### Requirements
Wherever "JSON" appears in a line, list that line.

[Data entries start]

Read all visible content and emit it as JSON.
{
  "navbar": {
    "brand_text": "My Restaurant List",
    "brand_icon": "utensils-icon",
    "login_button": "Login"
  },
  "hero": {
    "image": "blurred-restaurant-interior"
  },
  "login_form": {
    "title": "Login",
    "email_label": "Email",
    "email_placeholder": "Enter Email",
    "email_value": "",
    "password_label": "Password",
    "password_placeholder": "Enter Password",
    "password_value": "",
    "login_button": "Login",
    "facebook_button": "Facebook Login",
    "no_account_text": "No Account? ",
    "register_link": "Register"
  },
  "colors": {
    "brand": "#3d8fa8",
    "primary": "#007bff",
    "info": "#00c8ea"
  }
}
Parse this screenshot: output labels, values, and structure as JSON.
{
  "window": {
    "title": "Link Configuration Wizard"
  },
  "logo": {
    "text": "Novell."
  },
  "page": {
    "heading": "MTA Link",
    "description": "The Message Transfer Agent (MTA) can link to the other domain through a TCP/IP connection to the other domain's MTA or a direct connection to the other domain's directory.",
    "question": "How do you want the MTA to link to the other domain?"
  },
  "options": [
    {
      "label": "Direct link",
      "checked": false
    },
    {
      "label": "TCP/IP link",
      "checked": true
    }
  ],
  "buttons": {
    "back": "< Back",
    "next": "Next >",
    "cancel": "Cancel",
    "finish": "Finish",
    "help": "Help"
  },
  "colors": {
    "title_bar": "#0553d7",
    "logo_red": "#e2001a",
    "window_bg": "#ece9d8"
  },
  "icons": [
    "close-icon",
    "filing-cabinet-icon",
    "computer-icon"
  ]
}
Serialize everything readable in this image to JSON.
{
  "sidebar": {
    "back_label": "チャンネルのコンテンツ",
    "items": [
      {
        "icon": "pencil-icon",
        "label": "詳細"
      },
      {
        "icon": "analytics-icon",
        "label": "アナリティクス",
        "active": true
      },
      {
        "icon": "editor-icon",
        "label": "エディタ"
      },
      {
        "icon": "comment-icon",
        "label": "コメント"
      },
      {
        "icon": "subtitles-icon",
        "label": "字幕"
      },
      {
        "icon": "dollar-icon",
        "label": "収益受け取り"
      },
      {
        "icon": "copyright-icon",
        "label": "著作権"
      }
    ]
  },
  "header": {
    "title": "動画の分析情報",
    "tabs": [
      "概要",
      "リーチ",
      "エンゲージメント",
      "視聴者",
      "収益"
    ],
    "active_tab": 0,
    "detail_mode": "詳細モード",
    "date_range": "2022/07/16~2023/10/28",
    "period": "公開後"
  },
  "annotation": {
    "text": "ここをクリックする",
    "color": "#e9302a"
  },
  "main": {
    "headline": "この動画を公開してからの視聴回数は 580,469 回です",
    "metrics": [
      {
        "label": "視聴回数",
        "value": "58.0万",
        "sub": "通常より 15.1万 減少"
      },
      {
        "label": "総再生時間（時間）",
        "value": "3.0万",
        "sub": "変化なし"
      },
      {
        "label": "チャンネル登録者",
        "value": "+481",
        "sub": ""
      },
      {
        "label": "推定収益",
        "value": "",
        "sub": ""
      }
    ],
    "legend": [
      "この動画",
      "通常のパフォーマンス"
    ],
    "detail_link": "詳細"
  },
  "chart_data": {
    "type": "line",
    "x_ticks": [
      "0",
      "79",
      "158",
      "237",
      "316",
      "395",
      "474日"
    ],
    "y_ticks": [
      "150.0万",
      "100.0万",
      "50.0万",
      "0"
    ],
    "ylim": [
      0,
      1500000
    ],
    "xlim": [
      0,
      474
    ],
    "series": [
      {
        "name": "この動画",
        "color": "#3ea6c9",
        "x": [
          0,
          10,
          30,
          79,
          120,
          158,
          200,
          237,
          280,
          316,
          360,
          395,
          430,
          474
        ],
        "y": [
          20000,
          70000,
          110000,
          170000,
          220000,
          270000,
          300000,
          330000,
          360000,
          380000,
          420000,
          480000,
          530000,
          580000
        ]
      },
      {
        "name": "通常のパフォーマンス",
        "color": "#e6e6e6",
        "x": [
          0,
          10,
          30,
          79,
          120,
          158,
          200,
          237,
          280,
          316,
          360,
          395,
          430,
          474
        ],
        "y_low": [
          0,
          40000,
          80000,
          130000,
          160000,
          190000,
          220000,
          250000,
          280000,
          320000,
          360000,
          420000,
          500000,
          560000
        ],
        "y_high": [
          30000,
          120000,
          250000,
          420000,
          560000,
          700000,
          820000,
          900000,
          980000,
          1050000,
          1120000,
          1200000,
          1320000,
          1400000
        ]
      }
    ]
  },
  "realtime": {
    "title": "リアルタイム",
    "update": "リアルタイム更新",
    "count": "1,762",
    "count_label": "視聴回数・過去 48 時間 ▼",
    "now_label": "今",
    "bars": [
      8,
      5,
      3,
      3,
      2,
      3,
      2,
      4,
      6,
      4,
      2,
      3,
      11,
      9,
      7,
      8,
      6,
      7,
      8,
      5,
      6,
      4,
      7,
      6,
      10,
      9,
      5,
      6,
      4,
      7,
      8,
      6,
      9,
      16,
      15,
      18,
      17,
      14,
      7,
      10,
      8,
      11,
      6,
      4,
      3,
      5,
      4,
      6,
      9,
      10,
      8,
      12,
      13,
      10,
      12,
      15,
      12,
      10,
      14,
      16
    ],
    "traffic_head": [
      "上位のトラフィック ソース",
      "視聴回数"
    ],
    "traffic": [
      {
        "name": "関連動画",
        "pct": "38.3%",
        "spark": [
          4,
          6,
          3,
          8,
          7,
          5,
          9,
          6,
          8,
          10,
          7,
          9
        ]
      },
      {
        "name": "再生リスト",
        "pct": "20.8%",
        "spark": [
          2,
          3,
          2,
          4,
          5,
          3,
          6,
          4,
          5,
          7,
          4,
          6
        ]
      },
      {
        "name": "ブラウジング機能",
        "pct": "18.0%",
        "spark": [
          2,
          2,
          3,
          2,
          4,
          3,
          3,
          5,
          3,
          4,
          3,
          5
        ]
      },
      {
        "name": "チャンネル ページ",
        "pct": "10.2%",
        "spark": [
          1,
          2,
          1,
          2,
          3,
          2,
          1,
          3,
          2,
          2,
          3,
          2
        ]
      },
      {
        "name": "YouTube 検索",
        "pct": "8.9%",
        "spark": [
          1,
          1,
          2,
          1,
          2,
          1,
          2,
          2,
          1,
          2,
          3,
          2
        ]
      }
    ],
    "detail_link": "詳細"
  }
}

[Data entries end]

### Solution to this problem
Read all visible content and emit it as JSON.
Parse this screenshot: output labels, values, and structure as JSON.
Serialize everything readable in this image to JSON.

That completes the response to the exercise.